Provided data:
____________________

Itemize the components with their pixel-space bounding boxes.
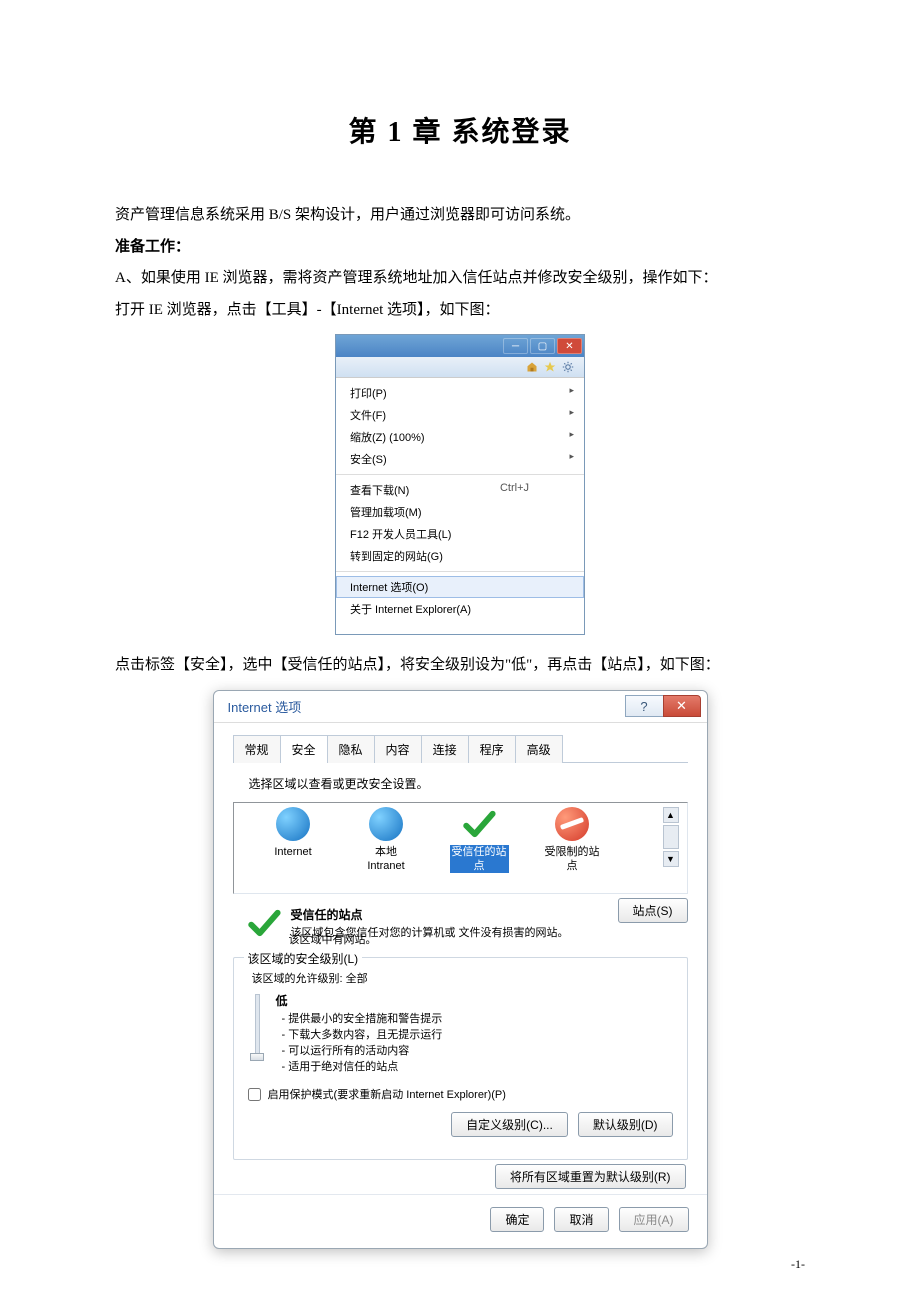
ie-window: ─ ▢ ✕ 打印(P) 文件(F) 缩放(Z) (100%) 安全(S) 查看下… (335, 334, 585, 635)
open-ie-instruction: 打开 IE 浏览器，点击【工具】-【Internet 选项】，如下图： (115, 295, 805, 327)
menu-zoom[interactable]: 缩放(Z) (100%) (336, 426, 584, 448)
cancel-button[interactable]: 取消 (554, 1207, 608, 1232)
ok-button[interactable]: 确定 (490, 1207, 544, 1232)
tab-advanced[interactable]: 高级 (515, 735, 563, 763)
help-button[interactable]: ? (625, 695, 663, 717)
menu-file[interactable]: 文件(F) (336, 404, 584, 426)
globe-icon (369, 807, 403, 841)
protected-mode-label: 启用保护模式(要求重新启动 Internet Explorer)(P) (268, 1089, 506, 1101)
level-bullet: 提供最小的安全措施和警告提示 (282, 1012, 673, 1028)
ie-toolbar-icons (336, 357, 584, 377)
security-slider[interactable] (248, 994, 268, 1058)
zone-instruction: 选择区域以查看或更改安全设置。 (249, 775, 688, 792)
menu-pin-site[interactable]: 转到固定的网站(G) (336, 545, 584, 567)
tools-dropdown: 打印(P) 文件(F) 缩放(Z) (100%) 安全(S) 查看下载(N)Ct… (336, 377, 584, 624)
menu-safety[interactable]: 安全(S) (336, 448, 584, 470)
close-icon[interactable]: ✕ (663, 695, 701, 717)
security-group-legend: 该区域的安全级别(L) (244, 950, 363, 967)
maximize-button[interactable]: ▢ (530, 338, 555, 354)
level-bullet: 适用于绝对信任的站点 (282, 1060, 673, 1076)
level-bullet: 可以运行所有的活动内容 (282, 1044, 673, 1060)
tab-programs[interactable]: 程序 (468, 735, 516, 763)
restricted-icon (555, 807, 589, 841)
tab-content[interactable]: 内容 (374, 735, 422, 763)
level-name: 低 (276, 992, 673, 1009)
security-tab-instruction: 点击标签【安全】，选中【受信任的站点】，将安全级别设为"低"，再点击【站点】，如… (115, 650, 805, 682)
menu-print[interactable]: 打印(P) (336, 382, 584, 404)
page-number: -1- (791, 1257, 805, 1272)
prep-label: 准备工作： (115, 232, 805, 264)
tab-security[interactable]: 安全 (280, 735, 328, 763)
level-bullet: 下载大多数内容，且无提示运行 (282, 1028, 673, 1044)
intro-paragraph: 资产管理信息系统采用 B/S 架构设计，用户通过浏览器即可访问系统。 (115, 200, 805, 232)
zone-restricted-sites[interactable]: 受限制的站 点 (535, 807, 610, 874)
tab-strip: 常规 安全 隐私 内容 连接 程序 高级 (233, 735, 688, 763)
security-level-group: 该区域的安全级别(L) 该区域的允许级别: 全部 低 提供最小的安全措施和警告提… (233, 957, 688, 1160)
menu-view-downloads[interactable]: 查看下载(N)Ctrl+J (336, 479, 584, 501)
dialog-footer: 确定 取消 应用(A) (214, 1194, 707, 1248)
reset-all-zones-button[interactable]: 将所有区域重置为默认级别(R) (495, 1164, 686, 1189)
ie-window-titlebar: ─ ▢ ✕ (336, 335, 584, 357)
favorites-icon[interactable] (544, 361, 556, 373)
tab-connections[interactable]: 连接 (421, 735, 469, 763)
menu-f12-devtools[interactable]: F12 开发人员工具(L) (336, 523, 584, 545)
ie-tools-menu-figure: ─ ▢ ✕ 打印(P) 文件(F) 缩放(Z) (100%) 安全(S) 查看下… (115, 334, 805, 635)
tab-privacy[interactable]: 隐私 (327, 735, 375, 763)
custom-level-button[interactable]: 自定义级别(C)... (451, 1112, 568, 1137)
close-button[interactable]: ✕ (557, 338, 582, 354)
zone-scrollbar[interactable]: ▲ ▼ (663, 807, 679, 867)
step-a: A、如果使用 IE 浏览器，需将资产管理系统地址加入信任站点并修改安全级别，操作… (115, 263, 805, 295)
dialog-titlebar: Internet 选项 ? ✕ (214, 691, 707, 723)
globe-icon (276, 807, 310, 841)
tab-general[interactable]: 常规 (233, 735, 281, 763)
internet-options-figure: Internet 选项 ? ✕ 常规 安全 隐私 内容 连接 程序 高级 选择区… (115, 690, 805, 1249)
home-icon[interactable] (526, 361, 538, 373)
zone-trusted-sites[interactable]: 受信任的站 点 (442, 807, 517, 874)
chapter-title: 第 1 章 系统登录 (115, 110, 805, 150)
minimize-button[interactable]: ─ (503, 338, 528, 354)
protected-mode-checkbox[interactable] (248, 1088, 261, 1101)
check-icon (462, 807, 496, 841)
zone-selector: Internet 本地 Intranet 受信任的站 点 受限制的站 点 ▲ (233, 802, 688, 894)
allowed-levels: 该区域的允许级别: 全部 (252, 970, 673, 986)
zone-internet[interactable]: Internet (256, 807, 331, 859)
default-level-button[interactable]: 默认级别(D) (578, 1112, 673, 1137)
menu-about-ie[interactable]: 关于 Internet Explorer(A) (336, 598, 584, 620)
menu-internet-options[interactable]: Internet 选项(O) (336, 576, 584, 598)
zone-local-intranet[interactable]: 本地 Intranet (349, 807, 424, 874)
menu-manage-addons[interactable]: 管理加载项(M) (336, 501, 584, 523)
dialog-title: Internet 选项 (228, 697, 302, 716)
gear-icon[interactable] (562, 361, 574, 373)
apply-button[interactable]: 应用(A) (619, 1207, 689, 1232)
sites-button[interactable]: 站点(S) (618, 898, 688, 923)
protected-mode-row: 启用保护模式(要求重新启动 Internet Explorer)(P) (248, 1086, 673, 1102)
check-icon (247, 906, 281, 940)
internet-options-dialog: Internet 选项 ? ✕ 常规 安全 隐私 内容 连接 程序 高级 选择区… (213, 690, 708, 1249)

____________________

Problem to work on: Please reproduce all of the records above word for word, omitting the pictures.

Written reply:
Itemize the components with their pixel-space bounding boxes.
ie-window: ─ ▢ ✕ 打印(P) 文件(F) 缩放(Z) (100%) 安全(S) 查看下… (335, 334, 585, 635)
open-ie-instruction: 打开 IE 浏览器，点击【工具】-【Internet 选项】，如下图： (115, 295, 805, 327)
menu-zoom[interactable]: 缩放(Z) (100%) (336, 426, 584, 448)
cancel-button[interactable]: 取消 (554, 1207, 608, 1232)
ok-button[interactable]: 确定 (490, 1207, 544, 1232)
tab-advanced[interactable]: 高级 (515, 735, 563, 763)
help-button[interactable]: ? (625, 695, 663, 717)
menu-file[interactable]: 文件(F) (336, 404, 584, 426)
globe-icon (369, 807, 403, 841)
protected-mode-label: 启用保护模式(要求重新启动 Internet Explorer)(P) (268, 1089, 506, 1101)
level-bullet: 提供最小的安全措施和警告提示 (282, 1012, 673, 1028)
ie-toolbar-icons (336, 357, 584, 377)
security-slider[interactable] (248, 994, 268, 1058)
zone-instruction: 选择区域以查看或更改安全设置。 (249, 775, 688, 792)
menu-pin-site[interactable]: 转到固定的网站(G) (336, 545, 584, 567)
tools-dropdown: 打印(P) 文件(F) 缩放(Z) (100%) 安全(S) 查看下载(N)Ct… (336, 377, 584, 624)
menu-safety[interactable]: 安全(S) (336, 448, 584, 470)
close-icon[interactable]: ✕ (663, 695, 701, 717)
security-group-legend: 该区域的安全级别(L) (244, 950, 363, 967)
maximize-button[interactable]: ▢ (530, 338, 555, 354)
level-bullet: 适用于绝对信任的站点 (282, 1060, 673, 1076)
level-bullet: 可以运行所有的活动内容 (282, 1044, 673, 1060)
tab-programs[interactable]: 程序 (468, 735, 516, 763)
restricted-icon (555, 807, 589, 841)
tab-content[interactable]: 内容 (374, 735, 422, 763)
level-name: 低 (276, 992, 673, 1009)
security-tab-instruction: 点击标签【安全】，选中【受信任的站点】，将安全级别设为"低"，再点击【站点】，如… (115, 650, 805, 682)
menu-print[interactable]: 打印(P) (336, 382, 584, 404)
page-number: -1- (791, 1257, 805, 1272)
prep-label: 准备工作： (115, 232, 805, 264)
tab-security[interactable]: 安全 (280, 735, 328, 763)
level-bullet: 下载大多数内容，且无提示运行 (282, 1028, 673, 1044)
intro-paragraph: 资产管理信息系统采用 B/S 架构设计，用户通过浏览器即可访问系统。 (115, 200, 805, 232)
zone-restricted-sites[interactable]: 受限制的站 点 (535, 807, 610, 874)
tab-strip: 常规 安全 隐私 内容 连接 程序 高级 (233, 735, 688, 763)
security-level-group: 该区域的安全级别(L) 该区域的允许级别: 全部 低 提供最小的安全措施和警告提… (233, 957, 688, 1160)
menu-view-downloads[interactable]: 查看下载(N)Ctrl+J (336, 479, 584, 501)
dialog-footer: 确定 取消 应用(A) (214, 1194, 707, 1248)
reset-all-zones-button[interactable]: 将所有区域重置为默认级别(R) (495, 1164, 686, 1189)
ie-window-titlebar: ─ ▢ ✕ (336, 335, 584, 357)
favorites-icon[interactable] (544, 361, 556, 373)
tab-connections[interactable]: 连接 (421, 735, 469, 763)
menu-f12-devtools[interactable]: F12 开发人员工具(L) (336, 523, 584, 545)
ie-tools-menu-figure: ─ ▢ ✕ 打印(P) 文件(F) 缩放(Z) (100%) 安全(S) 查看下… (115, 334, 805, 635)
tab-privacy[interactable]: 隐私 (327, 735, 375, 763)
custom-level-button[interactable]: 自定义级别(C)... (451, 1112, 568, 1137)
close-button[interactable]: ✕ (557, 338, 582, 354)
zone-scrollbar[interactable]: ▲ ▼ (663, 807, 679, 867)
step-a: A、如果使用 IE 浏览器，需将资产管理系统地址加入信任站点并修改安全级别，操作… (115, 263, 805, 295)
dialog-titlebar: Internet 选项 ? ✕ (214, 691, 707, 723)
globe-icon (276, 807, 310, 841)
tab-general[interactable]: 常规 (233, 735, 281, 763)
internet-options-figure: Internet 选项 ? ✕ 常规 安全 隐私 内容 连接 程序 高级 选择区… (115, 690, 805, 1249)
home-icon[interactable] (526, 361, 538, 373)
zone-trusted-sites[interactable]: 受信任的站 点 (442, 807, 517, 874)
chapter-title: 第 1 章 系统登录 (115, 110, 805, 150)
minimize-button[interactable]: ─ (503, 338, 528, 354)
protected-mode-checkbox[interactable] (248, 1088, 261, 1101)
check-icon (462, 807, 496, 841)
zone-selector: Internet 本地 Intranet 受信任的站 点 受限制的站 点 ▲ (233, 802, 688, 894)
allowed-levels: 该区域的允许级别: 全部 (252, 970, 673, 986)
zone-internet[interactable]: Internet (256, 807, 331, 859)
default-level-button[interactable]: 默认级别(D) (578, 1112, 673, 1137)
menu-about-ie[interactable]: 关于 Internet Explorer(A) (336, 598, 584, 620)
menu-internet-options[interactable]: Internet 选项(O) (336, 576, 584, 598)
zone-local-intranet[interactable]: 本地 Intranet (349, 807, 424, 874)
menu-manage-addons[interactable]: 管理加载项(M) (336, 501, 584, 523)
dialog-title: Internet 选项 (228, 697, 302, 716)
gear-icon[interactable] (562, 361, 574, 373)
apply-button[interactable]: 应用(A) (619, 1207, 689, 1232)
sites-button[interactable]: 站点(S) (618, 898, 688, 923)
protected-mode-row: 启用保护模式(要求重新启动 Internet Explorer)(P) (248, 1086, 673, 1102)
check-icon (247, 906, 281, 940)
internet-options-dialog: Internet 选项 ? ✕ 常规 安全 隐私 内容 连接 程序 高级 选择区… (213, 690, 708, 1249)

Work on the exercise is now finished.